[Spatial layout data]
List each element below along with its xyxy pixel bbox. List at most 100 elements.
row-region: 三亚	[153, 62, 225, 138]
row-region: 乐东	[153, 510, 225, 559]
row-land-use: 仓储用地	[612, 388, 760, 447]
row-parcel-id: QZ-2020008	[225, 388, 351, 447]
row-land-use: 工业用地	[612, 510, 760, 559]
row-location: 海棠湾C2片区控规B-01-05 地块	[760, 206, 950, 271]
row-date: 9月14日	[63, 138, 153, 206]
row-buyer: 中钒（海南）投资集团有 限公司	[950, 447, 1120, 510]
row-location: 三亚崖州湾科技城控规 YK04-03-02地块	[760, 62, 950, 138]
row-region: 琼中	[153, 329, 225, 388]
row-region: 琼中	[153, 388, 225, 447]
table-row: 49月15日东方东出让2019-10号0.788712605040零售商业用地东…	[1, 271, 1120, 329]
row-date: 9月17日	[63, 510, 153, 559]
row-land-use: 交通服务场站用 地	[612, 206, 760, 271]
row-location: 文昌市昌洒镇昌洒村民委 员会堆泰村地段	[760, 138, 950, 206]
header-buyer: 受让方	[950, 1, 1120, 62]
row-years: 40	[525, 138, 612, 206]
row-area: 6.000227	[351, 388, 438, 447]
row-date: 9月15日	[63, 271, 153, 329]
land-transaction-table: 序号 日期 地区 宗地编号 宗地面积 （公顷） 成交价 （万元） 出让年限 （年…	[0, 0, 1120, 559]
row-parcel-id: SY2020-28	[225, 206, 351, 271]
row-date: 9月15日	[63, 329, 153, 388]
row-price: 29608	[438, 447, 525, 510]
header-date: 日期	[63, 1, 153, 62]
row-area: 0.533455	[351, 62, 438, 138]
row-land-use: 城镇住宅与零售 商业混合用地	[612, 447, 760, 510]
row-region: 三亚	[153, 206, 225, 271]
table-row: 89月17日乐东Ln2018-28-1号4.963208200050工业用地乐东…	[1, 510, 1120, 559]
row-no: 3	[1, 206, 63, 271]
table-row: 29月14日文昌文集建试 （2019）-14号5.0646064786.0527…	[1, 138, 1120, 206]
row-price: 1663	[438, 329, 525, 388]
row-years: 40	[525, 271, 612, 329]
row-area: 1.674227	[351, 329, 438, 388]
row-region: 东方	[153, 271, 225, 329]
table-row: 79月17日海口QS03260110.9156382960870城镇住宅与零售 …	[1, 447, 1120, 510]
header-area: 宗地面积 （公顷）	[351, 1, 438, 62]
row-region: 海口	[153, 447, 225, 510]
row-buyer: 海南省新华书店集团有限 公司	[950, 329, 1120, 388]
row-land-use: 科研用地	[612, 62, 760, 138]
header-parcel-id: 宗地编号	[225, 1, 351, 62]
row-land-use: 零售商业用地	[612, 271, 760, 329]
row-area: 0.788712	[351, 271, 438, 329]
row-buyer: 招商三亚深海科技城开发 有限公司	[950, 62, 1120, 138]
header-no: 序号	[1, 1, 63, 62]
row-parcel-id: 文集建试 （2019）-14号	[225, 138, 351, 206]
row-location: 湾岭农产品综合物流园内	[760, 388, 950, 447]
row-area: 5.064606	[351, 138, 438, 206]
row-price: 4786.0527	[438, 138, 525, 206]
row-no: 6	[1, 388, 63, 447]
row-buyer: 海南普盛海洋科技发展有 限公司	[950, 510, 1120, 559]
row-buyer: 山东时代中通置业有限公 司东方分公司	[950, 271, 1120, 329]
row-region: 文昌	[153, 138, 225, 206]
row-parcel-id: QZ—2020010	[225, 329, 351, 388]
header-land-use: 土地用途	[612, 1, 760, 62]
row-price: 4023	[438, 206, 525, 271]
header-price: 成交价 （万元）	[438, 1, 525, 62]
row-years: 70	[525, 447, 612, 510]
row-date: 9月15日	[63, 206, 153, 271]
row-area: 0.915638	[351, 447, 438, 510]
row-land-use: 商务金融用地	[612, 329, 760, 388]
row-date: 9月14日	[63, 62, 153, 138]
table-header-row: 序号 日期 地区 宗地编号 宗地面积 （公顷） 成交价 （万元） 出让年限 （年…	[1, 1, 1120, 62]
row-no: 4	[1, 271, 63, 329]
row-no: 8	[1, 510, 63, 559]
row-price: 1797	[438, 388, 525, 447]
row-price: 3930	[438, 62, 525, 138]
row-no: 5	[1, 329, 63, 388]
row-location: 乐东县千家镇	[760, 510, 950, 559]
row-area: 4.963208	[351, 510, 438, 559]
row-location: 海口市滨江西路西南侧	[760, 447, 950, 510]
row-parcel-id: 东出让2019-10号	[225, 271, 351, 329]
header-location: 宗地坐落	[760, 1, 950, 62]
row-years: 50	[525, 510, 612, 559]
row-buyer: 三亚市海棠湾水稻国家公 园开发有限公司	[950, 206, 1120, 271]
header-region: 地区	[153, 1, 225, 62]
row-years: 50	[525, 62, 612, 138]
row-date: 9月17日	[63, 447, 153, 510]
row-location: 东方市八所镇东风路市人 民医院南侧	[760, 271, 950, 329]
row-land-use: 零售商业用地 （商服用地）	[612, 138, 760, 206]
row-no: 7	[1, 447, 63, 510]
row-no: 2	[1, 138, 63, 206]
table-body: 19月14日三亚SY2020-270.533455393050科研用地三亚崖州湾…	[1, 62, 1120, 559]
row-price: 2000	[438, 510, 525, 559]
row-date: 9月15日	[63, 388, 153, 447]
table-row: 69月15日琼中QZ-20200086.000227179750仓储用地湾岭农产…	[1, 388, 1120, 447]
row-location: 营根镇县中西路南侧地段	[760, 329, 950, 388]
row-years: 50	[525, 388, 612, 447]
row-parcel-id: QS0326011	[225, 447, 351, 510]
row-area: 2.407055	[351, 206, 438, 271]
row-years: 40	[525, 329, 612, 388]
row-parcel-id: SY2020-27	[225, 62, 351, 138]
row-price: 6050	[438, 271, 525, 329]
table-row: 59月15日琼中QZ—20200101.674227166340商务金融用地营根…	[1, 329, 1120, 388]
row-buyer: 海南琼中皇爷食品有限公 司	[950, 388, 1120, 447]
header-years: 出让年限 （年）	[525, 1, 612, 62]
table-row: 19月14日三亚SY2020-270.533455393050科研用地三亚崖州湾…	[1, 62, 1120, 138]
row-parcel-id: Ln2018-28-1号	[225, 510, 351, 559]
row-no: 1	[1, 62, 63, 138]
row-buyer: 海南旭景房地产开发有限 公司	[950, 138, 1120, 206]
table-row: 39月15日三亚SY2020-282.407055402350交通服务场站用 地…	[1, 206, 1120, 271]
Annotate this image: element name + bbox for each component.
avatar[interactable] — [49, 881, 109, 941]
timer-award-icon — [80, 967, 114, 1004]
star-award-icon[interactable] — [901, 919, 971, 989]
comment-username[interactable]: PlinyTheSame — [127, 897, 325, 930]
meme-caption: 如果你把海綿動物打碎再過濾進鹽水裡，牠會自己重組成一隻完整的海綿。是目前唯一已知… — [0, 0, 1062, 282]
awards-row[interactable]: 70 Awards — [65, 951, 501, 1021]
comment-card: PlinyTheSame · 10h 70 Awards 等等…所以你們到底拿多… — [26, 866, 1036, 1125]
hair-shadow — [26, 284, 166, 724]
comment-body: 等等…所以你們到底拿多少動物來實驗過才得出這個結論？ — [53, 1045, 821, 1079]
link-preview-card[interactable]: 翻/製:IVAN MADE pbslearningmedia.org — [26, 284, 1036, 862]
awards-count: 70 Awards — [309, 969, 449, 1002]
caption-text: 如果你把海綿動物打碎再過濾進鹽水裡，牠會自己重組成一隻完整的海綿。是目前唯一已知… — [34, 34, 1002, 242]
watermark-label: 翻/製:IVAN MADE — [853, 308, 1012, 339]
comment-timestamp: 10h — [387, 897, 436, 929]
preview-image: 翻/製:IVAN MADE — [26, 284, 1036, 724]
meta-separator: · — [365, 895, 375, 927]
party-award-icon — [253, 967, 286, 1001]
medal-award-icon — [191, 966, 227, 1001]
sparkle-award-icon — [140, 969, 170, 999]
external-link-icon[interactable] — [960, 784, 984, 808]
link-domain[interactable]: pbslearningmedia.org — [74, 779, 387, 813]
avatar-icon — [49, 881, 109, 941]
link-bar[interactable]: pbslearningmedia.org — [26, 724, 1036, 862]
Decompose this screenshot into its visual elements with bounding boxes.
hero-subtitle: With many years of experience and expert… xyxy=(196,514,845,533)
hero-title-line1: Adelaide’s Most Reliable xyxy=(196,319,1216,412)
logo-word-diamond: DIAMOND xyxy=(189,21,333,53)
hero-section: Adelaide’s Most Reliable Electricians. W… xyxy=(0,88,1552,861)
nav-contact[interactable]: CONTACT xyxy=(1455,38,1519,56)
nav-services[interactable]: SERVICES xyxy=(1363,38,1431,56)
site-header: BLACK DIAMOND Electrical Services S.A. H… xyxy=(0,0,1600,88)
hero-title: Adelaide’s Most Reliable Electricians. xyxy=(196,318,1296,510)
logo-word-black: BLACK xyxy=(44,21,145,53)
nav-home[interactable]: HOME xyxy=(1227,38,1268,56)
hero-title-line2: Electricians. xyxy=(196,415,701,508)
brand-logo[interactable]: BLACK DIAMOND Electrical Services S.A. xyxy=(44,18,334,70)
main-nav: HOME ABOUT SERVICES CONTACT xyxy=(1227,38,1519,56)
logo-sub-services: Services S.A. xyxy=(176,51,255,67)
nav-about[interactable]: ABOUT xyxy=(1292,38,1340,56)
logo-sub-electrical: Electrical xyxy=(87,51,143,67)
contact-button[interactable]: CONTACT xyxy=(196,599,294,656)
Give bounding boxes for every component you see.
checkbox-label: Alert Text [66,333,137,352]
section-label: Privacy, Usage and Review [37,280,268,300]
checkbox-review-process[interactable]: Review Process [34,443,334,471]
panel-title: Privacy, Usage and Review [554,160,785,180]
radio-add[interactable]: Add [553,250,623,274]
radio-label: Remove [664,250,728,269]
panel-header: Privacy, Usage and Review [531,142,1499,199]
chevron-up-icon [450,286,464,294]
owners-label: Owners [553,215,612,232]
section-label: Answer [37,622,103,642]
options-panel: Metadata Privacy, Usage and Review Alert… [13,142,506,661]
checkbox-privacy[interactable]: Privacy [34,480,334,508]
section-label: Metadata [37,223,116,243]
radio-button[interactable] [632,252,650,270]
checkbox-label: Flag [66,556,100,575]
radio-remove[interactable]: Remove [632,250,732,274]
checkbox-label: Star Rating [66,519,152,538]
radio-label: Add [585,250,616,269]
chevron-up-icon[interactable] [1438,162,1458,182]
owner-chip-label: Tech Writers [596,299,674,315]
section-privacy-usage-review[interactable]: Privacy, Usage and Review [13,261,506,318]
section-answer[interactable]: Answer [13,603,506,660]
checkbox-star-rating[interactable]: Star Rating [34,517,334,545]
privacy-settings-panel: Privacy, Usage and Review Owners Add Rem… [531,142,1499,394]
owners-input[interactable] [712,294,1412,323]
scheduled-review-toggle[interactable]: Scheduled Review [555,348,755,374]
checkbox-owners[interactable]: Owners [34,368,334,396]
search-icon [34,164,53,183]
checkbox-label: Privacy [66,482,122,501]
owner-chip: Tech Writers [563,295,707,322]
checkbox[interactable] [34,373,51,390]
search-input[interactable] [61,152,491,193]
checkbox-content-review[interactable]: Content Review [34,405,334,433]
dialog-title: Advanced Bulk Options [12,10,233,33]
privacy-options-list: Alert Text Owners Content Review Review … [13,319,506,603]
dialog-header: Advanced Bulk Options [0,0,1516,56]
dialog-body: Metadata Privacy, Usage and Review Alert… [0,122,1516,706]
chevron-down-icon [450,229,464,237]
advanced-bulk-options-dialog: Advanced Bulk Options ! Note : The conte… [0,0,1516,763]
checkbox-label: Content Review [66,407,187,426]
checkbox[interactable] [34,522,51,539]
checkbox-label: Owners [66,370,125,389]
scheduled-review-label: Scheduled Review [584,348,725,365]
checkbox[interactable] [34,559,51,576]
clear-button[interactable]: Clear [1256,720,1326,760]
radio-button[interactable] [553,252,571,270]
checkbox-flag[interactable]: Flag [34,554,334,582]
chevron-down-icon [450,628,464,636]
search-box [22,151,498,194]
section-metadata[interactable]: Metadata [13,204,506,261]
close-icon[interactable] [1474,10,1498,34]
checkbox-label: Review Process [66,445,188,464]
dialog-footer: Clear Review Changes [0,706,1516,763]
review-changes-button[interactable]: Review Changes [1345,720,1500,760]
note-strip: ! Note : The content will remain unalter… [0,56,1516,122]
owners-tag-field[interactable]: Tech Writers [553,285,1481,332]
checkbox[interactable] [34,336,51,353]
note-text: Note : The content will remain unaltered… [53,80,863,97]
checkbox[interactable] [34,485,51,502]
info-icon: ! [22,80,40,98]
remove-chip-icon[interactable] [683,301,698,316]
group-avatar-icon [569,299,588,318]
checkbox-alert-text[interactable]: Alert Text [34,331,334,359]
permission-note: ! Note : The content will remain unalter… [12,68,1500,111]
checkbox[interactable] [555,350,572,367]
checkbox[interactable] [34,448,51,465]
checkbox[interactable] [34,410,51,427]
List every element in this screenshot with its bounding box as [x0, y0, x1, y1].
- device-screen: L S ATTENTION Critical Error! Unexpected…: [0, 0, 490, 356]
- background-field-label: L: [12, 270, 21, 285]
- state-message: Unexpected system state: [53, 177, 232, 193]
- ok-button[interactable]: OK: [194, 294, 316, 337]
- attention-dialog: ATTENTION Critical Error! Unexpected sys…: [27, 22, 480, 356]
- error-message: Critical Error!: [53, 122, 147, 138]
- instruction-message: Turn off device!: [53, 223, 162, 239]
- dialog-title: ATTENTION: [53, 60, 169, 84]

Challenge: Please repeat the data above word for word, starting with its first line and going on through the line containing "271, 225, 329]", with both of those lines included.

Reply:
List each element below along with its xyxy pixel bbox. List at most 100 elements.
row-region: 三亚	[153, 62, 225, 138]
row-region: 乐东	[153, 510, 225, 559]
row-land-use: 仓储用地	[612, 388, 760, 447]
row-parcel-id: QZ-2020008	[225, 388, 351, 447]
row-land-use: 工业用地	[612, 510, 760, 559]
row-location: 海棠湾C2片区控规B-01-05 地块	[760, 206, 950, 271]
row-date: 9月14日	[63, 138, 153, 206]
row-buyer: 中钒（海南）投资集团有 限公司	[950, 447, 1120, 510]
row-location: 三亚崖州湾科技城控规 YK04-03-02地块	[760, 62, 950, 138]
row-region: 琼中	[153, 329, 225, 388]
row-region: 琼中	[153, 388, 225, 447]
table-row: 49月15日东方东出让2019-10号0.788712605040零售商业用地东…	[1, 271, 1120, 329]
row-date: 9月17日	[63, 510, 153, 559]
row-land-use: 交通服务场站用 地	[612, 206, 760, 271]
row-location: 文昌市昌洒镇昌洒村民委 员会堆泰村地段	[760, 138, 950, 206]
header-buyer: 受让方	[950, 1, 1120, 62]
row-years: 40	[525, 138, 612, 206]
row-area: 6.000227	[351, 388, 438, 447]
row-date: 9月15日	[63, 271, 153, 329]
land-transaction-table: 序号 日期 地区 宗地编号 宗地面积 （公顷） 成交价 （万元） 出让年限 （年…	[0, 0, 1120, 559]
row-parcel-id: SY2020-28	[225, 206, 351, 271]
row-date: 9月15日	[63, 329, 153, 388]
row-price: 29608	[438, 447, 525, 510]
header-date: 日期	[63, 1, 153, 62]
row-area: 0.533455	[351, 62, 438, 138]
row-land-use: 城镇住宅与零售 商业混合用地	[612, 447, 760, 510]
row-region: 三亚	[153, 206, 225, 271]
table-row: 89月17日乐东Ln2018-28-1号4.963208200050工业用地乐东…	[1, 510, 1120, 559]
row-no: 3	[1, 206, 63, 271]
table-row: 29月14日文昌文集建试 （2019）-14号5.0646064786.0527…	[1, 138, 1120, 206]
row-price: 1663	[438, 329, 525, 388]
row-years: 40	[525, 271, 612, 329]
row-area: 1.674227	[351, 329, 438, 388]
row-region: 东方	[153, 271, 225, 329]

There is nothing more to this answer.